# Stated problem:
Check each line of the listing below for the string "only", and copy the ones that have it.

# Records to use:
__________________________________________________

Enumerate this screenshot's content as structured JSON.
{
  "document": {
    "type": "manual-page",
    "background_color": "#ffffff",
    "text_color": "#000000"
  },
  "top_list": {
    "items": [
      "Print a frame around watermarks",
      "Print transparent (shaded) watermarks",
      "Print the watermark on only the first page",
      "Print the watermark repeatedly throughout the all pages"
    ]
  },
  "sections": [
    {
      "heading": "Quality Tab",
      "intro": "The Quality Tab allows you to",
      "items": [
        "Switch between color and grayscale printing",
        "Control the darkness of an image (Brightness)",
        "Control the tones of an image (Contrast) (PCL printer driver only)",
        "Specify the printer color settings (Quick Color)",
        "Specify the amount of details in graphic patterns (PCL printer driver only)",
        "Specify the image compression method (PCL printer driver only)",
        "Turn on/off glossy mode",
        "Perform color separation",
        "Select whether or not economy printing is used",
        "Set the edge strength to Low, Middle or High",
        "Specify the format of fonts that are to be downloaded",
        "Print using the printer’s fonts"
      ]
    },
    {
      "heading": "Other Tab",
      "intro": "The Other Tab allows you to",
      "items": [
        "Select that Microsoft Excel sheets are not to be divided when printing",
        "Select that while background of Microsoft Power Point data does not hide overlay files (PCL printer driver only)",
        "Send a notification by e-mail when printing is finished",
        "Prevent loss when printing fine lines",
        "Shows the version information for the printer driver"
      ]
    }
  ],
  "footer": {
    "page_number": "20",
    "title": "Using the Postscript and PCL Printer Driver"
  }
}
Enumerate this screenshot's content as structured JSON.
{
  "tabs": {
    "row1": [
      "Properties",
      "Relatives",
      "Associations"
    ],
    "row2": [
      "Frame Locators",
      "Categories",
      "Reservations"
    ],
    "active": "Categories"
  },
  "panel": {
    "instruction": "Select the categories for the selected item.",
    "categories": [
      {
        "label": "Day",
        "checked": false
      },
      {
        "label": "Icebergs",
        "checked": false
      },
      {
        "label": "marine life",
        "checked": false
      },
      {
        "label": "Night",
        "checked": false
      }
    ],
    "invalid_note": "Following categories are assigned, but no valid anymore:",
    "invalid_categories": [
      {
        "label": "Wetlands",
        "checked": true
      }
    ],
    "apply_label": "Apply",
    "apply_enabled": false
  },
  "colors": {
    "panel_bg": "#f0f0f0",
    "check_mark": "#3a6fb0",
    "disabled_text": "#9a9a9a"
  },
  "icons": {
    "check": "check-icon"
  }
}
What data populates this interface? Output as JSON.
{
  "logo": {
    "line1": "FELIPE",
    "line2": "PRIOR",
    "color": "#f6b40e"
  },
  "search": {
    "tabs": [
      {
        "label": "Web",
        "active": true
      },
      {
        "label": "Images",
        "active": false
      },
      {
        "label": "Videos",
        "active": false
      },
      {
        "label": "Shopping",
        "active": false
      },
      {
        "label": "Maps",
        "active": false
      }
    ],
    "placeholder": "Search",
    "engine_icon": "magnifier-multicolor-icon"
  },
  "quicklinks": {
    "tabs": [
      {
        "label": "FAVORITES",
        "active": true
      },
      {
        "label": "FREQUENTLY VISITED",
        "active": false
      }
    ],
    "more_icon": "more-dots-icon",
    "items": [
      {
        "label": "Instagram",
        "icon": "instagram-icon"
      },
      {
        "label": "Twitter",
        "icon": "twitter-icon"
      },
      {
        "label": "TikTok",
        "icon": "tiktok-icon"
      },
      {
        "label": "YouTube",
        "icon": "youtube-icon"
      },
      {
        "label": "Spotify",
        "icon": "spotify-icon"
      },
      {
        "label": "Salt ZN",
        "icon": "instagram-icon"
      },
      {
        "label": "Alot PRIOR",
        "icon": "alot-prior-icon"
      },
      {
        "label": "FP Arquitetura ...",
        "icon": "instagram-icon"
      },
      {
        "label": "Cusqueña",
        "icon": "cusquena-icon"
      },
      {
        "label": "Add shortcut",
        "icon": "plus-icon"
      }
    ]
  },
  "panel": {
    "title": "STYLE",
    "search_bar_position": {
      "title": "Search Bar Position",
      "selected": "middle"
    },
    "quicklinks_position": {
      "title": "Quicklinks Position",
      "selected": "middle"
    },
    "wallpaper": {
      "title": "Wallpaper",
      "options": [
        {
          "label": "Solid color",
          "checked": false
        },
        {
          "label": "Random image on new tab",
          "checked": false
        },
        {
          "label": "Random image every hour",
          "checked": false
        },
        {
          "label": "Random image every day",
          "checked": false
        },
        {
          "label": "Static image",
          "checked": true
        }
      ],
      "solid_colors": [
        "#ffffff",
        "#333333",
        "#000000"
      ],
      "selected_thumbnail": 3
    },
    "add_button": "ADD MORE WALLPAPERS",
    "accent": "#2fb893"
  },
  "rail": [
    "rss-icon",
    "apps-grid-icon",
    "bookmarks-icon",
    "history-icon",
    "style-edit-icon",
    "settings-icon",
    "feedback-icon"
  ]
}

__________________________________________________

# Response below:
      "Print the watermark on only the first page",
        "Control the tones of an image (Contrast) (PCL printer driver only)",
        "Specify the amount of details in graphic patterns (PCL printer driver only)",
        "Specify the image compression method (PCL printer driver only)",
        "Select that while background of Microsoft Power Point data does not hide overlay files (PCL printer driver only)",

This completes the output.